### TASK REQUIREMENTS
With the pictures left out, copy the listing below exactly.

▬▬▬

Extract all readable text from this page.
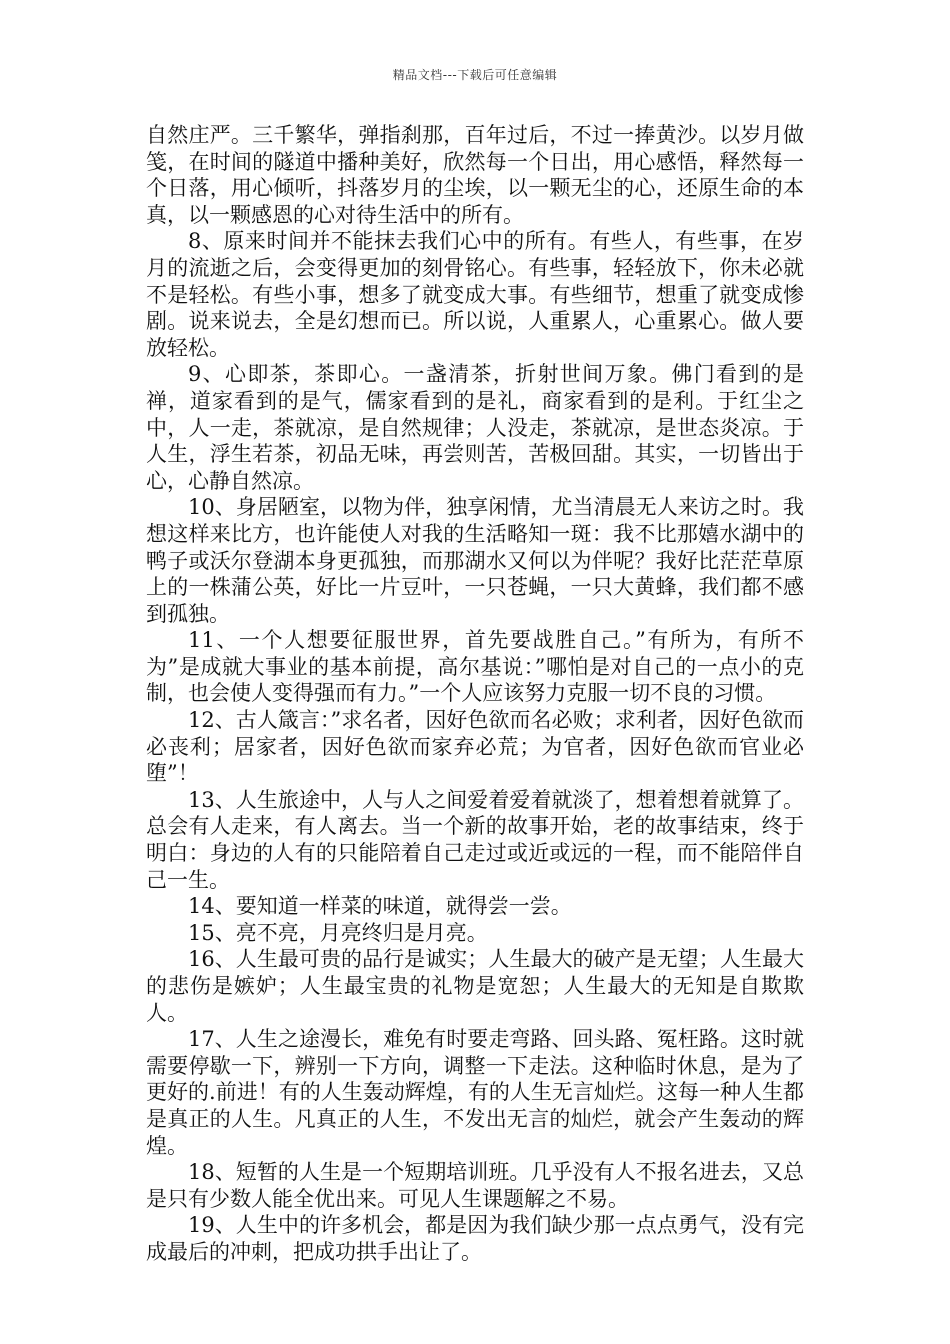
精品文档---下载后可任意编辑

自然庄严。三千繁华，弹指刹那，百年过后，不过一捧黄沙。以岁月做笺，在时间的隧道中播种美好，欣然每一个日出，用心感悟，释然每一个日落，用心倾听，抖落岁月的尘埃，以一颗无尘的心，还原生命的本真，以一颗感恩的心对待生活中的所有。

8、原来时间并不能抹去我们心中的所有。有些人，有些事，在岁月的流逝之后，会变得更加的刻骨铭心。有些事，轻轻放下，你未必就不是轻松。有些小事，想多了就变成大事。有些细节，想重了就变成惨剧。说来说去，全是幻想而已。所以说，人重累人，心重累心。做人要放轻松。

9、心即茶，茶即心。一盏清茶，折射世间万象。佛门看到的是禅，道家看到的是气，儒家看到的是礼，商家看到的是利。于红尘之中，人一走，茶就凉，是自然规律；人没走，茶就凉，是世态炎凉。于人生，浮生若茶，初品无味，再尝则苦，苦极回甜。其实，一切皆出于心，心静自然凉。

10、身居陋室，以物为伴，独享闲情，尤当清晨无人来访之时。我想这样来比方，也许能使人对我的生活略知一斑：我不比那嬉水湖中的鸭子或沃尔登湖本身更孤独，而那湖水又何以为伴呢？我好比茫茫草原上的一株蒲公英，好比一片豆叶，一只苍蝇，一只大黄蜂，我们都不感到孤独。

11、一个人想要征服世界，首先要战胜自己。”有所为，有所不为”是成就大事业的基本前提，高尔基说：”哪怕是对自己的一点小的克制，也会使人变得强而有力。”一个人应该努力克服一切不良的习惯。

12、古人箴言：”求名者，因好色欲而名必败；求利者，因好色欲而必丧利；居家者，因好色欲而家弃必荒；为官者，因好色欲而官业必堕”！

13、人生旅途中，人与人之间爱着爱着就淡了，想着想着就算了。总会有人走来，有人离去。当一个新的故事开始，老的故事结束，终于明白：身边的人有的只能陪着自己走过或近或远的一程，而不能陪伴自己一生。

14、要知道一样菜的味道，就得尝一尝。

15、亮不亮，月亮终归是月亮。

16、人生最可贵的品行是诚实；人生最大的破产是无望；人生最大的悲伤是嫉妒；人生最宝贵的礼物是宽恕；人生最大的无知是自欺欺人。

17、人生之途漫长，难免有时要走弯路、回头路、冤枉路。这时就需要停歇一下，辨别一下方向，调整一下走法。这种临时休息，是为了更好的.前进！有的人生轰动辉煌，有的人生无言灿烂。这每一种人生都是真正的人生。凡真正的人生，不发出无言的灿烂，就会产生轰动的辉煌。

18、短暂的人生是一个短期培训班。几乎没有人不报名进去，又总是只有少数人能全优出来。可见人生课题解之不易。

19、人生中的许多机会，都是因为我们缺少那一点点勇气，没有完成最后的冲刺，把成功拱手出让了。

▬▬▬

### RESULT BELOW
Extract all readable text from this page.
精品文档---下载后可任意编辑

自然庄严。三千繁华，弹指刹那，百年过后，不过一捧黄沙。以岁月做笺，在时间的隧道中播种美好，欣然每一个日出，用心感悟，释然每一个日落，用心倾听，抖落岁月的尘埃，以一颗无尘的心，还原生命的本真，以一颗感恩的心对待生活中的所有。

8、原来时间并不能抹去我们心中的所有。有些人，有些事，在岁月的流逝之后，会变得更加的刻骨铭心。有些事，轻轻放下，你未必就不是轻松。有些小事，想多了就变成大事。有些细节，想重了就变成惨剧。说来说去，全是幻想而已。所以说，人重累人，心重累心。做人要放轻松。

9、心即茶，茶即心。一盏清茶，折射世间万象。佛门看到的是禅，道家看到的是气，儒家看到的是礼，商家看到的是利。于红尘之中，人一走，茶就凉，是自然规律；人没走，茶就凉，是世态炎凉。于人生，浮生若茶，初品无味，再尝则苦，苦极回甜。其实，一切皆出于心，心静自然凉。

10、身居陋室，以物为伴，独享闲情，尤当清晨无人来访之时。我想这样来比方，也许能使人对我的生活略知一斑：我不比那嬉水湖中的鸭子或沃尔登湖本身更孤独，而那湖水又何以为伴呢？我好比茫茫草原上的一株蒲公英，好比一片豆叶，一只苍蝇，一只大黄蜂，我们都不感到孤独。

11、一个人想要征服世界，首先要战胜自己。”有所为，有所不为”是成就大事业的基本前提，高尔基说：”哪怕是对自己的一点小的克制，也会使人变得强而有力。”一个人应该努力克服一切不良的习惯。

12、古人箴言：”求名者，因好色欲而名必败；求利者，因好色欲而必丧利；居家者，因好色欲而家弃必荒；为官者，因好色欲而官业必堕”！

13、人生旅途中，人与人之间爱着爱着就淡了，想着想着就算了。总会有人走来，有人离去。当一个新的故事开始，老的故事结束，终于明白：身边的人有的只能陪着自己走过或近或远的一程，而不能陪伴自己一生。

14、要知道一样菜的味道，就得尝一尝。

15、亮不亮，月亮终归是月亮。

16、人生最可贵的品行是诚实；人生最大的破产是无望；人生最大的悲伤是嫉妒；人生最宝贵的礼物是宽恕；人生最大的无知是自欺欺人。

17、人生之途漫长，难免有时要走弯路、回头路、冤枉路。这时就需要停歇一下，辨别一下方向，调整一下走法。这种临时休息，是为了更好的.前进！有的人生轰动辉煌，有的人生无言灿烂。这每一种人生都是真正的人生。凡真正的人生，不发出无言的灿烂，就会产生轰动的辉煌。

18、短暂的人生是一个短期培训班。几乎没有人不报名进去，又总是只有少数人能全优出来。可见人生课题解之不易。

19、人生中的许多机会，都是因为我们缺少那一点点勇气，没有完成最后的冲刺，把成功拱手出让了。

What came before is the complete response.